(Stored items)
-------------------------
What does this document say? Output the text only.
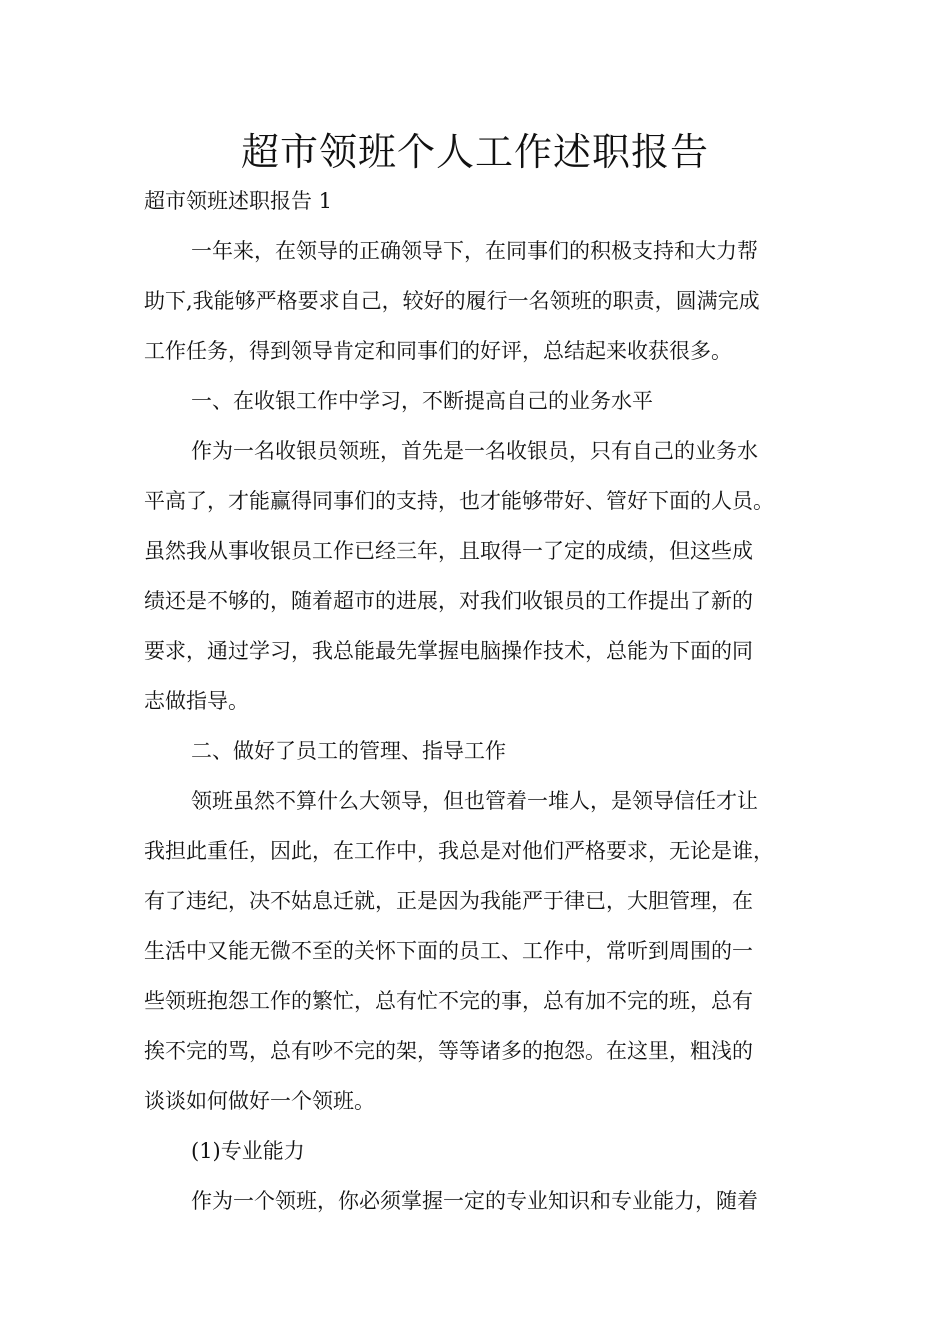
超市领班个人工作述职报告
超市领班述职报告 1
一年来，在领导的正确领导下，在同事们的积极支持和大力帮
助下,我能够严格要求自己，较好的履行一名领班的职责，圆满完成
工作任务，得到领导肯定和同事们的好评，总结起来收获很多。
一、在收银工作中学习，不断提高自己的业务水平
作为一名收银员领班，首先是一名收银员，只有自己的业务水
平高了，才能赢得同事们的支持，也才能够带好、管好下面的人员。
虽然我从事收银员工作已经三年，且取得一了定的成绩，但这些成
绩还是不够的，随着超市的进展，对我们收银员的工作提出了新的
要求，通过学习，我总能最先掌握电脑操作技术，总能为下面的同
志做指导。
二、做好了员工的管理、指导工作
领班虽然不算什么大领导，但也管着一堆人，是领导信任才让
我担此重任，因此，在工作中，我总是对他们严格要求，无论是谁，
有了违纪，决不姑息迁就，正是因为我能严于律已，大胆管理，在
生活中又能无微不至的关怀下面的员工、工作中，常听到周围的一
些领班抱怨工作的繁忙，总有忙不完的事，总有加不完的班，总有
挨不完的骂，总有吵不完的架，等等诸多的抱怨。在这里，粗浅的
谈谈如何做好一个领班。
(1)专业能力
作为一个领班，你必须掌握一定的专业知识和专业能力，随着
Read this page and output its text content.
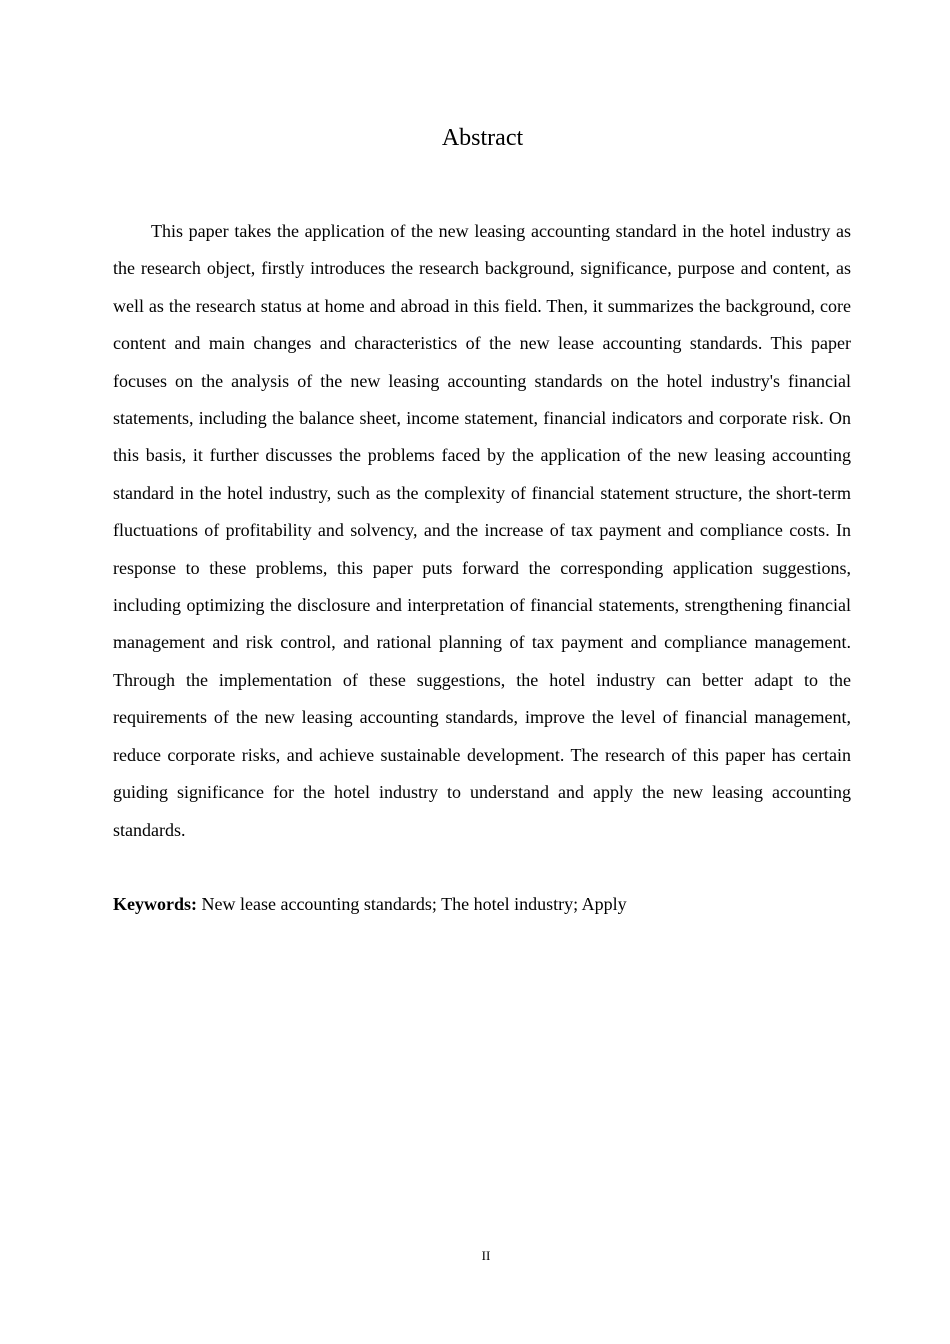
Abstract

This paper takes the application of the new leasing accounting standard in the hotel industry as the research object, firstly introduces the research background, significance, purpose and content, as well as the research status at home and abroad in this field. Then, it summarizes the background, core content and main changes and characteristics of the new lease accounting standards. This paper focuses on the analysis of the new leasing accounting standards on the hotel industry's financial statements, including the balance sheet, income statement, financial indicators and corporate risk. On this basis, it further discusses the problems faced by the application of the new leasing accounting standard in the hotel industry, such as the complexity of financial statement structure, the short-term fluctuations of profitability and solvency, and the increase of tax payment and compliance costs. In response to these problems, this paper puts forward the corresponding application suggestions, including optimizing the disclosure and interpretation of financial statements, strengthening financial management and risk control, and rational planning of tax payment and compliance management. Through the implementation of these suggestions, the hotel industry can better adapt to the requirements of the new leasing accounting standards, improve the level of financial management, reduce corporate risks, and achieve sustainable development. The research of this paper has certain guiding significance for the hotel industry to understand and apply the new leasing accounting standards.

Keywords: New lease accounting standards; The hotel industry; Apply

II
-------------------------
▶ _The task_
Copy out every line of the listing that contains the string "lease".

▶ _Reply_
This paper takes the application of the new leasing accounting standard in the hotel industry as the research object, firstly introduces the research background, significance, purpose and content, as well as the research status at home and abroad in this field. Then, it summarizes the background, core content and main changes and characteristics of the new lease accounting standards. This paper focuses on the analysis of the new leasing accounting standards on the hotel industry's financial statements, including the balance sheet, income statement, financial indicators and corporate risk. On this basis, it further discusses the problems faced by the application of the new leasing accounting standard in the hotel industry, such as the complexity of financial statement structure, the short-term fluctuations of profitability and solvency, and the increase of tax payment and compliance costs. In response to these problems, this paper puts forward the corresponding application suggestions, including optimizing the disclosure and interpretation of financial statements, strengthening financial management and risk control, and rational planning of tax payment and compliance management. Through the implementation of these suggestions, the hotel industry can better adapt to the requirements of the new leasing accounting standards, improve the level of financial management, reduce corporate risks, and achieve sustainable development. The research of this paper has certain guiding significance for the hotel industry to understand and apply the new leasing accounting standards.
Keywords: New lease accounting standards; The hotel industry; Apply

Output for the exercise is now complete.